| Work required |
Repeat the data that follows, word for word, without the images.
- - - -
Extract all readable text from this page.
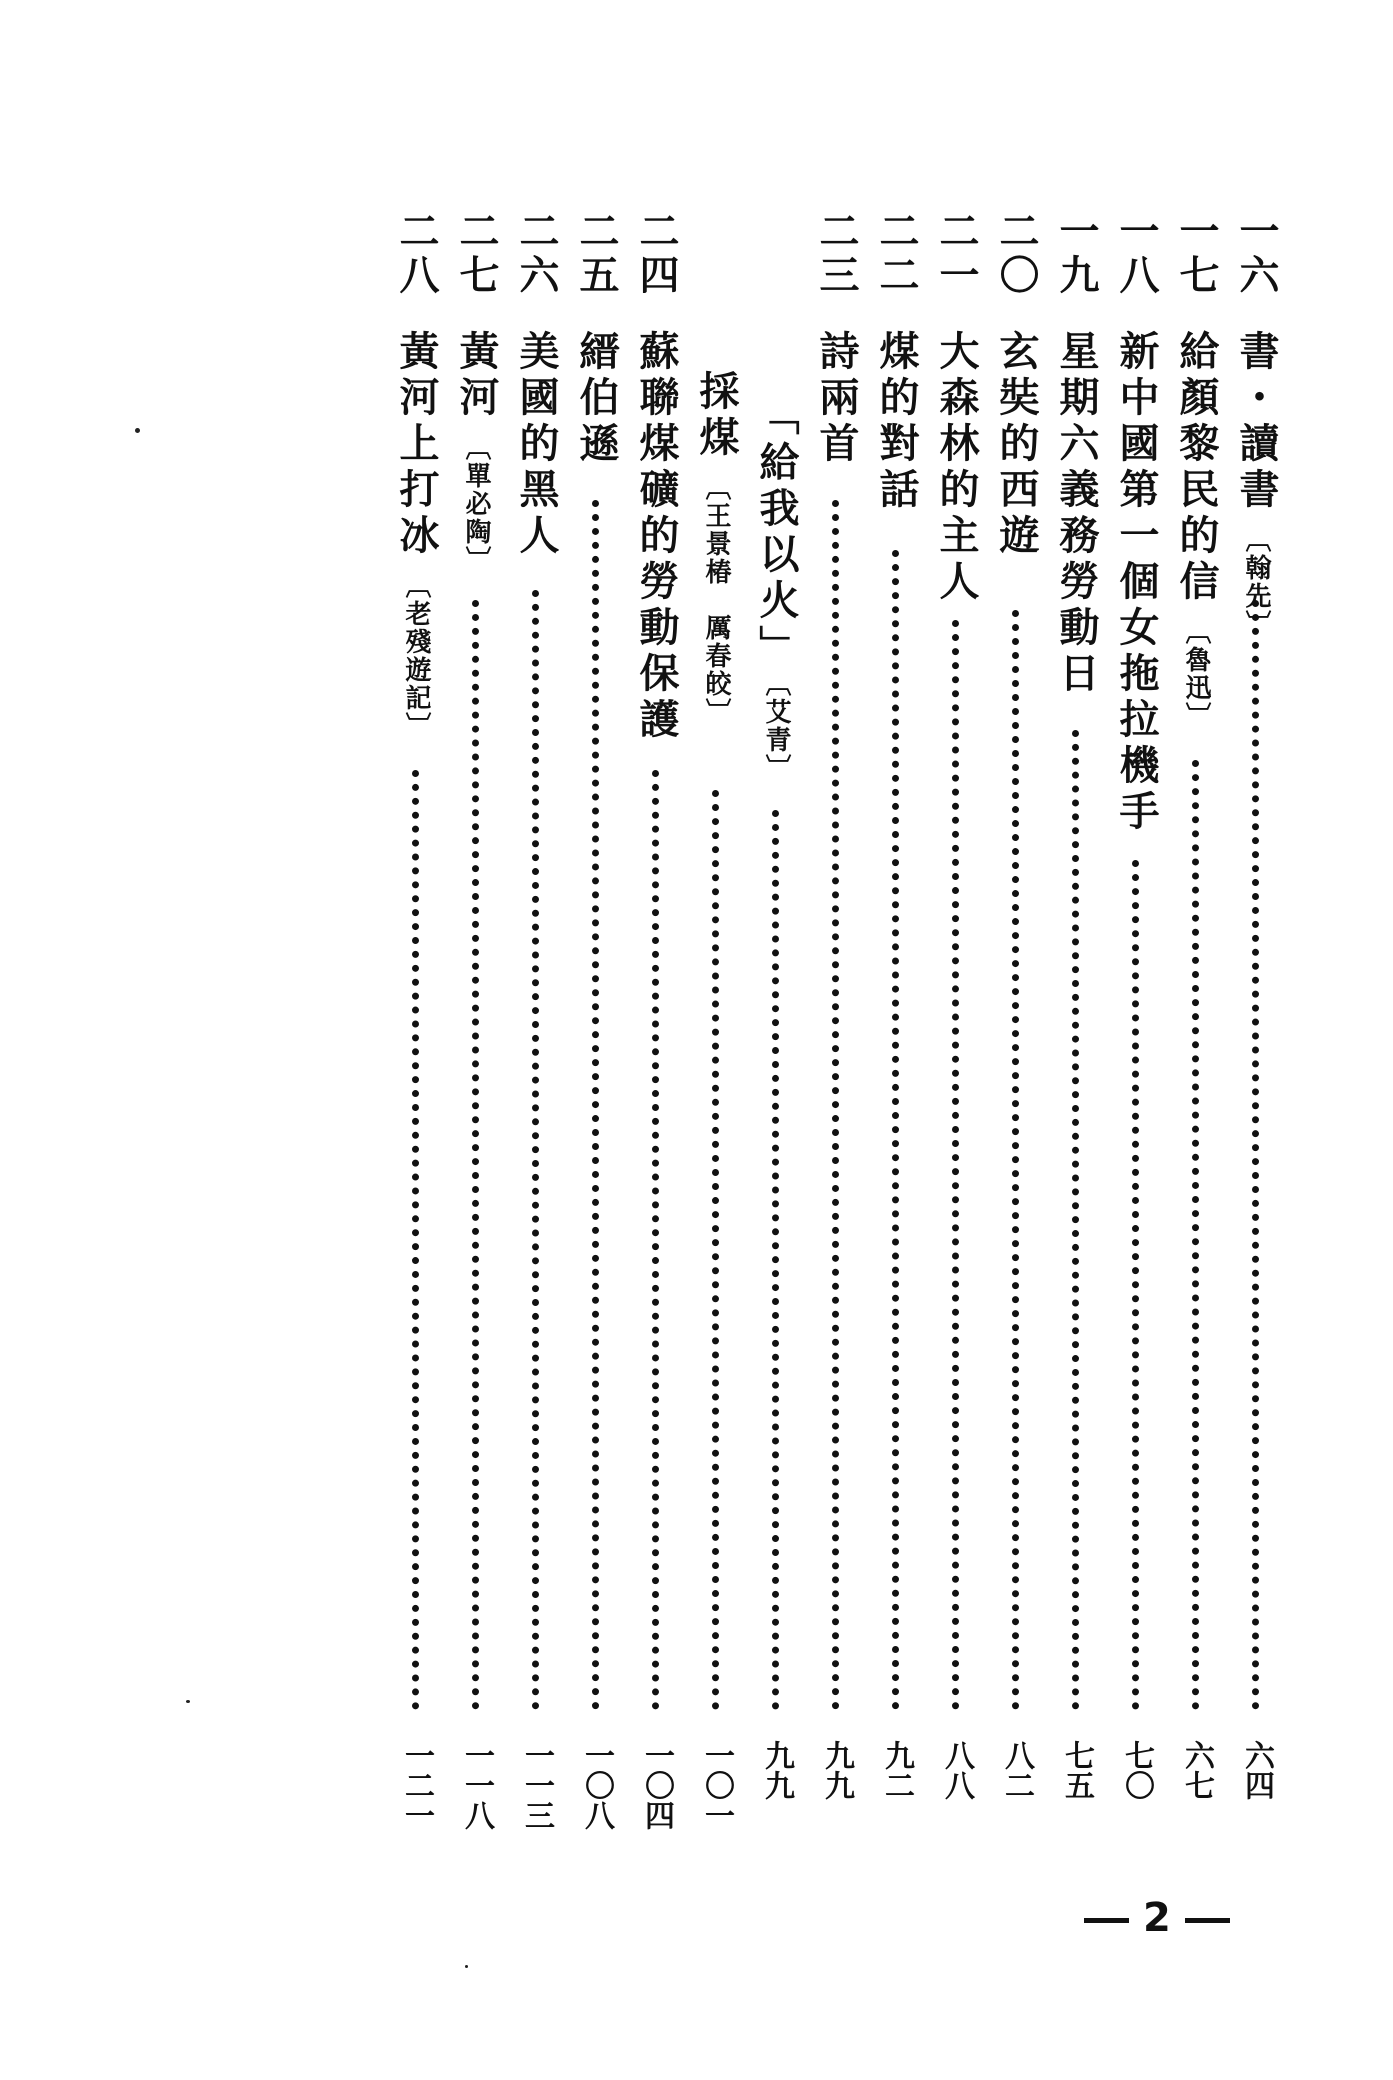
一六
書・讀書〔 翰先 〕
六四
一七
給顏黎民的信〔 魯迅 〕
六七
一八
新中國第一個女拖拉機手
七〇
一九
星期六義務勞動日
七五
二〇
玄奘的西遊
八二
二一
大森林的主人
八八
二二
煤的對話
九二
二三
詩兩首
九九
「給我以火」〔 艾青 〕
九九
採煤〔 王景椿　厲春皎 〕
一〇一
二四
蘇聯煤礦的勞動保護
一〇四
二五
縉伯遜
一〇八
二六
美國的黑人
一一三
二七
黃河〔 單必陶 〕
一一八
二八
黃河上打冰〔 老殘遊記 〕
一二一
2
- - - -
| Correct result |
Extract all readable text from this page.
一六
書・讀書〔 翰先 〕
六四
一七
給顏黎民的信〔 魯迅 〕
六七
一八
新中國第一個女拖拉機手
七〇
一九
星期六義務勞動日
七五
二〇
玄奘的西遊
八二
二一
大森林的主人
八八
二二
煤的對話
九二
二三
詩兩首
九九
「給我以火」〔 艾青 〕
九九
採煤〔 王景椿　厲春皎 〕
一〇一
二四
蘇聯煤礦的勞動保護
一〇四
二五
縉伯遜
一〇八
二六
美國的黑人
一一三
二七
黃河〔 單必陶 〕
一一八
二八
黃河上打冰〔 老殘遊記 〕
一二一
2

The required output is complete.